- _WHAT NEEDS TO BE DONE_
Take down each entry exactly as written.

+++

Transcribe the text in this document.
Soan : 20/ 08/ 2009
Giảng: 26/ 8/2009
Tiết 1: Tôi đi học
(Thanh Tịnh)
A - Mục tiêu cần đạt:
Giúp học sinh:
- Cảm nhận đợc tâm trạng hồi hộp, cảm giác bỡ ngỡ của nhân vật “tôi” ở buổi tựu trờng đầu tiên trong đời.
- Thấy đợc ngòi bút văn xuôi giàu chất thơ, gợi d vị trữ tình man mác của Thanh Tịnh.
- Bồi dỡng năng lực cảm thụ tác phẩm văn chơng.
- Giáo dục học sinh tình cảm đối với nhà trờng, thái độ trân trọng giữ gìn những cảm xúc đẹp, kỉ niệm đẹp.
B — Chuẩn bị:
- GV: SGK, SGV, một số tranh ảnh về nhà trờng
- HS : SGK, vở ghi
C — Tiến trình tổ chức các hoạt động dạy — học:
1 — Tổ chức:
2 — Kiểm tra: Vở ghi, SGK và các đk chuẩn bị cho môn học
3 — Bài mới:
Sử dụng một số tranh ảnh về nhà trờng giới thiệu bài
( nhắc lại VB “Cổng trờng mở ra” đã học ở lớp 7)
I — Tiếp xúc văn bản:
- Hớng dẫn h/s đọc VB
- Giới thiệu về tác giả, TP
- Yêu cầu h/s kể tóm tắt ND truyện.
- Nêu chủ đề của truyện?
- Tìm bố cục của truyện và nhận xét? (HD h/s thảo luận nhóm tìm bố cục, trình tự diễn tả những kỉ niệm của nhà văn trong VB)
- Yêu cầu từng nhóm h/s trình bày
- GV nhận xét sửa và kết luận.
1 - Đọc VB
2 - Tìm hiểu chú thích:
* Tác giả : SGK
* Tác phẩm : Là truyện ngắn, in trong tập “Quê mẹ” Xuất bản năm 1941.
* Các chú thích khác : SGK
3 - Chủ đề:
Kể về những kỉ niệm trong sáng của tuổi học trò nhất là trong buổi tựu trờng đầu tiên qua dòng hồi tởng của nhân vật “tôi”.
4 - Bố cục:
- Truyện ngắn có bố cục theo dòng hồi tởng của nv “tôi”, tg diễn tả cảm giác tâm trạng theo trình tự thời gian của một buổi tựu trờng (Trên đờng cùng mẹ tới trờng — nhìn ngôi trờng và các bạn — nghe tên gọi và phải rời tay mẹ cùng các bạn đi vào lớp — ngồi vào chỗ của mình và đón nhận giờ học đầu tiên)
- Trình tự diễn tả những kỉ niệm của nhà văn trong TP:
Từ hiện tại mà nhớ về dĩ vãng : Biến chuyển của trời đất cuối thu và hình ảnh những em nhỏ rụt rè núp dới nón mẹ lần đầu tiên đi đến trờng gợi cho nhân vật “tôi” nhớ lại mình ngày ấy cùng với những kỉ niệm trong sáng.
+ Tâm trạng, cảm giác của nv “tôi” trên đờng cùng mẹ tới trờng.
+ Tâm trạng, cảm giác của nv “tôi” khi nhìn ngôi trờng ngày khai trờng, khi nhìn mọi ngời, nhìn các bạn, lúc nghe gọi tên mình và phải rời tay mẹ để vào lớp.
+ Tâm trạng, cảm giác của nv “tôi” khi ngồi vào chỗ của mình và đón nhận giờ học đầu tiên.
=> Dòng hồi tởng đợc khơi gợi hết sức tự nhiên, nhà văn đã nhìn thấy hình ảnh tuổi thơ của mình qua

+++

- _WRITTEN ANSWER_
Transcribe the text in this document.
Soan : 20/ 08/ 2009
Giảng: 26/ 8/2009
Tiết 1: Tôi đi học
(Thanh Tịnh)
A - Mục tiêu cần đạt:
Giúp học sinh:
- Cảm nhận đợc tâm trạng hồi hộp, cảm giác bỡ ngỡ của nhân vật “tôi” ở buổi tựu trờng đầu tiên trong đời.
- Thấy đợc ngòi bút văn xuôi giàu chất thơ, gợi d vị trữ tình man mác của Thanh Tịnh.
- Bồi dỡng năng lực cảm thụ tác phẩm văn chơng.
- Giáo dục học sinh tình cảm đối với nhà trờng, thái độ trân trọng giữ gìn những cảm xúc đẹp, kỉ niệm đẹp.
B — Chuẩn bị:
- GV: SGK, SGV, một số tranh ảnh về nhà trờng
- HS : SGK, vở ghi
C — Tiến trình tổ chức các hoạt động dạy — học:
1 — Tổ chức:
2 — Kiểm tra: Vở ghi, SGK và các đk chuẩn bị cho môn học
3 — Bài mới:
Sử dụng một số tranh ảnh về nhà trờng giới thiệu bài
( nhắc lại VB “Cổng trờng mở ra” đã học ở lớp 7)
I — Tiếp xúc văn bản:
- Hớng dẫn h/s đọc VB
- Giới thiệu về tác giả, TP
- Yêu cầu h/s kể tóm tắt ND truyện.
- Nêu chủ đề của truyện?
- Tìm bố cục của truyện và nhận xét? (HD h/s thảo luận nhóm tìm bố cục, trình tự diễn tả những kỉ niệm của nhà văn trong VB)
- Yêu cầu từng nhóm h/s trình bày
- GV nhận xét sửa và kết luận.
1 - Đọc VB
2 - Tìm hiểu chú thích:
* Tác giả : SGK
* Tác phẩm : Là truyện ngắn, in trong tập “Quê mẹ” Xuất bản năm 1941.
* Các chú thích khác : SGK
3 - Chủ đề:
Kể về những kỉ niệm trong sáng của tuổi học trò nhất là trong buổi tựu trờng đầu tiên qua dòng hồi tởng của nhân vật “tôi”.
4 - Bố cục:
- Truyện ngắn có bố cục theo dòng hồi tởng của nv “tôi”, tg diễn tả cảm giác tâm trạng theo trình tự thời gian của một buổi tựu trờng (Trên đờng cùng mẹ tới trờng — nhìn ngôi trờng và các bạn — nghe tên gọi và phải rời tay mẹ cùng các bạn đi vào lớp — ngồi vào chỗ của mình và đón nhận giờ học đầu tiên)
- Trình tự diễn tả những kỉ niệm của nhà văn trong TP:
Từ hiện tại mà nhớ về dĩ vãng : Biến chuyển của trời đất cuối thu và hình ảnh những em nhỏ rụt rè núp dới nón mẹ lần đầu tiên đi đến trờng gợi cho nhân vật “tôi” nhớ lại mình ngày ấy cùng với những kỉ niệm trong sáng.
+ Tâm trạng, cảm giác của nv “tôi” trên đờng cùng mẹ tới trờng.
+ Tâm trạng, cảm giác của nv “tôi” khi nhìn ngôi trờng ngày khai trờng, khi nhìn mọi ngời, nhìn các bạn, lúc nghe gọi tên mình và phải rời tay mẹ để vào lớp.
+ Tâm trạng, cảm giác của nv “tôi” khi ngồi vào chỗ của mình và đón nhận giờ học đầu tiên.
=> Dòng hồi tởng đợc khơi gợi hết sức tự nhiên, nhà văn đã nhìn thấy hình ảnh tuổi thơ của mình qua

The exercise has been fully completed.